--- SHORT TASK ---
Set the listing down unchanged, minus every embedded image.

--- DATA TO USE ---
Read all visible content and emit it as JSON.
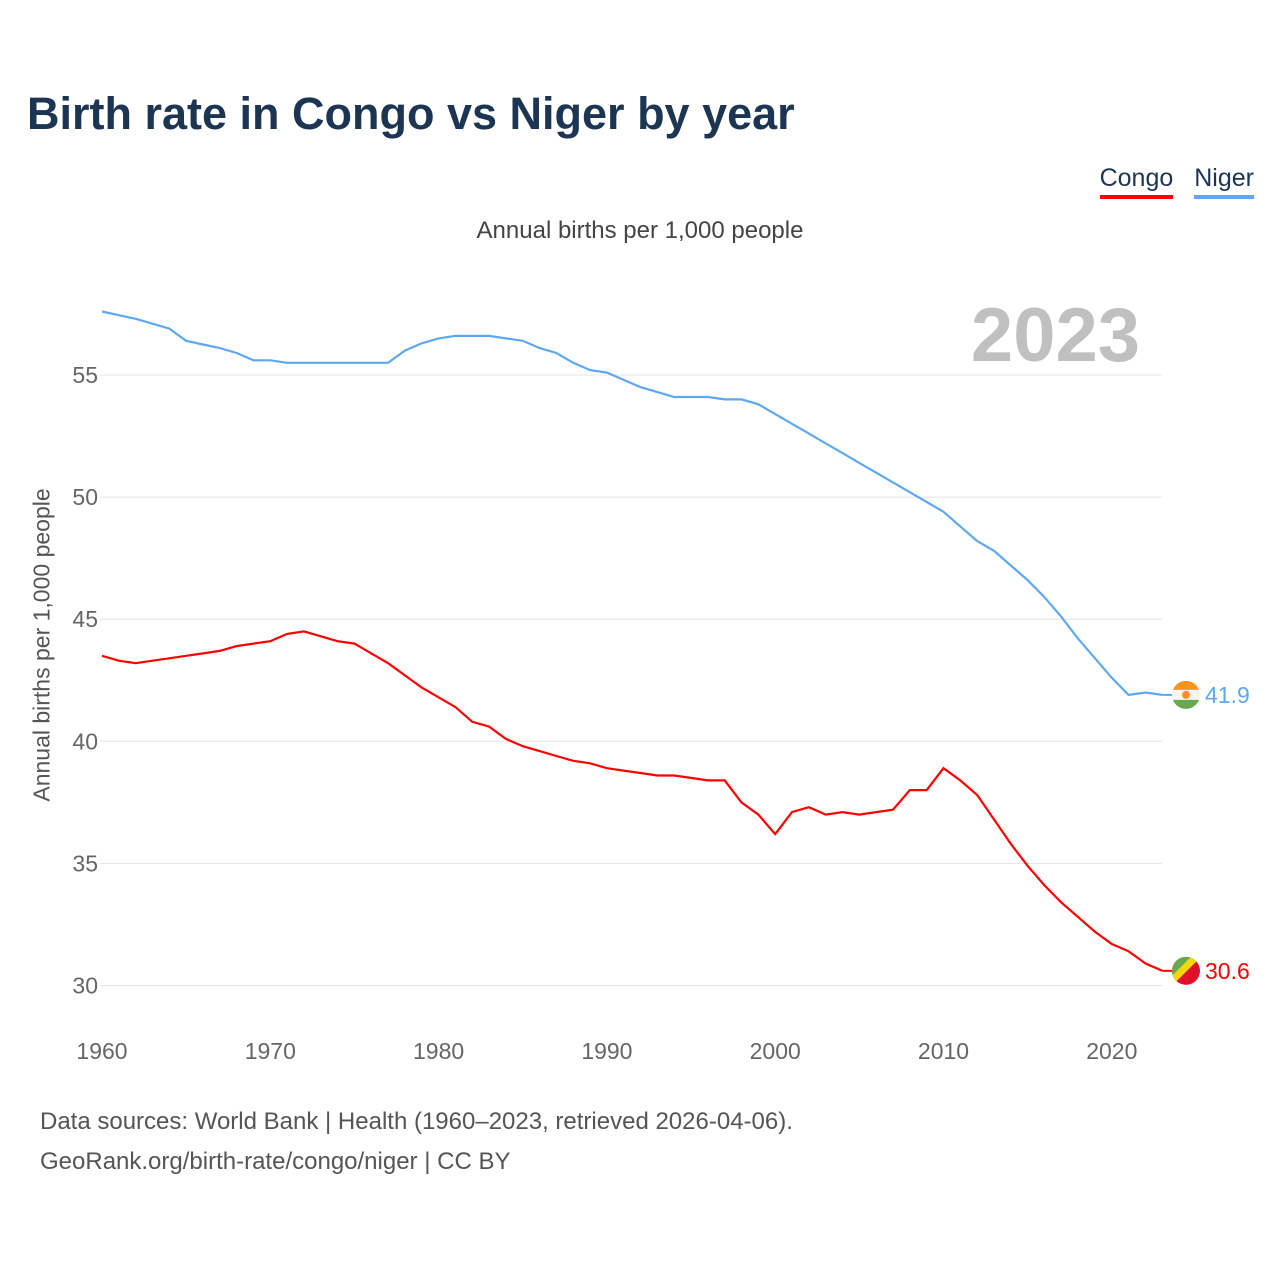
{
  "chart_data": {
    "type": "line",
    "title": "Birth rate in Congo vs Niger by year",
    "subtitle": "Annual births per 1,000 people",
    "ylabel": "Annual births per 1,000 people",
    "xlabel": "",
    "year_label": "2023",
    "xlim": [
      1960,
      2023
    ],
    "ylim": [
      29,
      58.5
    ],
    "xticks": [
      1960,
      1970,
      1980,
      1990,
      2000,
      2010,
      2020
    ],
    "yticks": [
      30,
      35,
      40,
      45,
      50,
      55
    ],
    "legend": [
      "Congo",
      "Niger"
    ],
    "x": [
      1960,
      1961,
      1962,
      1963,
      1964,
      1965,
      1966,
      1967,
      1968,
      1969,
      1970,
      1971,
      1972,
      1973,
      1974,
      1975,
      1976,
      1977,
      1978,
      1979,
      1980,
      1981,
      1982,
      1983,
      1984,
      1985,
      1986,
      1987,
      1988,
      1989,
      1990,
      1991,
      1992,
      1993,
      1994,
      1995,
      1996,
      1997,
      1998,
      1999,
      2000,
      2001,
      2002,
      2003,
      2004,
      2005,
      2006,
      2007,
      2008,
      2009,
      2010,
      2011,
      2012,
      2013,
      2014,
      2015,
      2016,
      2017,
      2018,
      2019,
      2020,
      2021,
      2022,
      2023
    ],
    "series": [
      {
        "name": "Congo",
        "color": "#ff0000",
        "end_label": "30.6",
        "values": [
          43.5,
          43.3,
          43.2,
          43.3,
          43.4,
          43.5,
          43.6,
          43.7,
          43.9,
          44.0,
          44.1,
          44.4,
          44.5,
          44.3,
          44.1,
          44.0,
          43.6,
          43.2,
          42.7,
          42.2,
          41.8,
          41.4,
          40.8,
          40.6,
          40.1,
          39.8,
          39.6,
          39.4,
          39.2,
          39.1,
          38.9,
          38.8,
          38.7,
          38.6,
          38.6,
          38.5,
          38.4,
          38.4,
          37.5,
          37.0,
          36.2,
          37.1,
          37.3,
          37.0,
          37.1,
          37.0,
          37.1,
          37.2,
          38.0,
          38.0,
          38.9,
          38.4,
          37.8,
          36.8,
          35.8,
          34.9,
          34.1,
          33.4,
          32.8,
          32.2,
          31.7,
          31.4,
          30.9,
          30.6
        ]
      },
      {
        "name": "Niger",
        "color": "#5fa8f0",
        "end_label": "41.9",
        "values": [
          57.6,
          57.45,
          57.3,
          57.1,
          56.9,
          56.4,
          56.25,
          56.1,
          55.9,
          55.6,
          55.6,
          55.5,
          55.5,
          55.5,
          55.5,
          55.5,
          55.5,
          55.5,
          56.0,
          56.3,
          56.5,
          56.6,
          56.6,
          56.6,
          56.5,
          56.4,
          56.1,
          55.9,
          55.5,
          55.2,
          55.1,
          54.8,
          54.5,
          54.3,
          54.1,
          54.1,
          54.1,
          54.0,
          54.0,
          53.8,
          53.4,
          53.0,
          52.6,
          52.2,
          51.8,
          51.4,
          51.0,
          50.6,
          50.2,
          49.8,
          49.4,
          48.8,
          48.2,
          47.8,
          47.2,
          46.6,
          45.9,
          45.1,
          44.2,
          43.4,
          42.6,
          41.9,
          42.0,
          41.9
        ]
      }
    ]
  },
  "footer": {
    "line1": "Data sources: World Bank | Health (1960–2023, retrieved 2026-04-06).",
    "line2": "GeoRank.org/birth-rate/congo/niger | CC BY"
  }
}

--- PROBLEM SOLUTION ---
Read all visible content and emit it as JSON.
{
  "chart_data": {
    "type": "line",
    "title": "Birth rate in Congo vs Niger by year",
    "subtitle": "Annual births per 1,000 people",
    "ylabel": "Annual births per 1,000 people",
    "xlabel": "",
    "year_label": "2023",
    "xlim": [
      1960,
      2023
    ],
    "ylim": [
      29,
      58.5
    ],
    "xticks": [
      1960,
      1970,
      1980,
      1990,
      2000,
      2010,
      2020
    ],
    "yticks": [
      30,
      35,
      40,
      45,
      50,
      55
    ],
    "legend": [
      "Congo",
      "Niger"
    ],
    "x": [
      1960,
      1961,
      1962,
      1963,
      1964,
      1965,
      1966,
      1967,
      1968,
      1969,
      1970,
      1971,
      1972,
      1973,
      1974,
      1975,
      1976,
      1977,
      1978,
      1979,
      1980,
      1981,
      1982,
      1983,
      1984,
      1985,
      1986,
      1987,
      1988,
      1989,
      1990,
      1991,
      1992,
      1993,
      1994,
      1995,
      1996,
      1997,
      1998,
      1999,
      2000,
      2001,
      2002,
      2003,
      2004,
      2005,
      2006,
      2007,
      2008,
      2009,
      2010,
      2011,
      2012,
      2013,
      2014,
      2015,
      2016,
      2017,
      2018,
      2019,
      2020,
      2021,
      2022,
      2023
    ],
    "series": [
      {
        "name": "Congo",
        "color": "#ff0000",
        "end_label": "30.6",
        "values": [
          43.5,
          43.3,
          43.2,
          43.3,
          43.4,
          43.5,
          43.6,
          43.7,
          43.9,
          44.0,
          44.1,
          44.4,
          44.5,
          44.3,
          44.1,
          44.0,
          43.6,
          43.2,
          42.7,
          42.2,
          41.8,
          41.4,
          40.8,
          40.6,
          40.1,
          39.8,
          39.6,
          39.4,
          39.2,
          39.1,
          38.9,
          38.8,
          38.7,
          38.6,
          38.6,
          38.5,
          38.4,
          38.4,
          37.5,
          37.0,
          36.2,
          37.1,
          37.3,
          37.0,
          37.1,
          37.0,
          37.1,
          37.2,
          38.0,
          38.0,
          38.9,
          38.4,
          37.8,
          36.8,
          35.8,
          34.9,
          34.1,
          33.4,
          32.8,
          32.2,
          31.7,
          31.4,
          30.9,
          30.6
        ]
      },
      {
        "name": "Niger",
        "color": "#5fa8f0",
        "end_label": "41.9",
        "values": [
          57.6,
          57.45,
          57.3,
          57.1,
          56.9,
          56.4,
          56.25,
          56.1,
          55.9,
          55.6,
          55.6,
          55.5,
          55.5,
          55.5,
          55.5,
          55.5,
          55.5,
          55.5,
          56.0,
          56.3,
          56.5,
          56.6,
          56.6,
          56.6,
          56.5,
          56.4,
          56.1,
          55.9,
          55.5,
          55.2,
          55.1,
          54.8,
          54.5,
          54.3,
          54.1,
          54.1,
          54.1,
          54.0,
          54.0,
          53.8,
          53.4,
          53.0,
          52.6,
          52.2,
          51.8,
          51.4,
          51.0,
          50.6,
          50.2,
          49.8,
          49.4,
          48.8,
          48.2,
          47.8,
          47.2,
          46.6,
          45.9,
          45.1,
          44.2,
          43.4,
          42.6,
          41.9,
          42.0,
          41.9
        ]
      }
    ]
  },
  "footer": {
    "line1": "Data sources: World Bank | Health (1960–2023, retrieved 2026-04-06).",
    "line2": "GeoRank.org/birth-rate/congo/niger | CC BY"
  }
}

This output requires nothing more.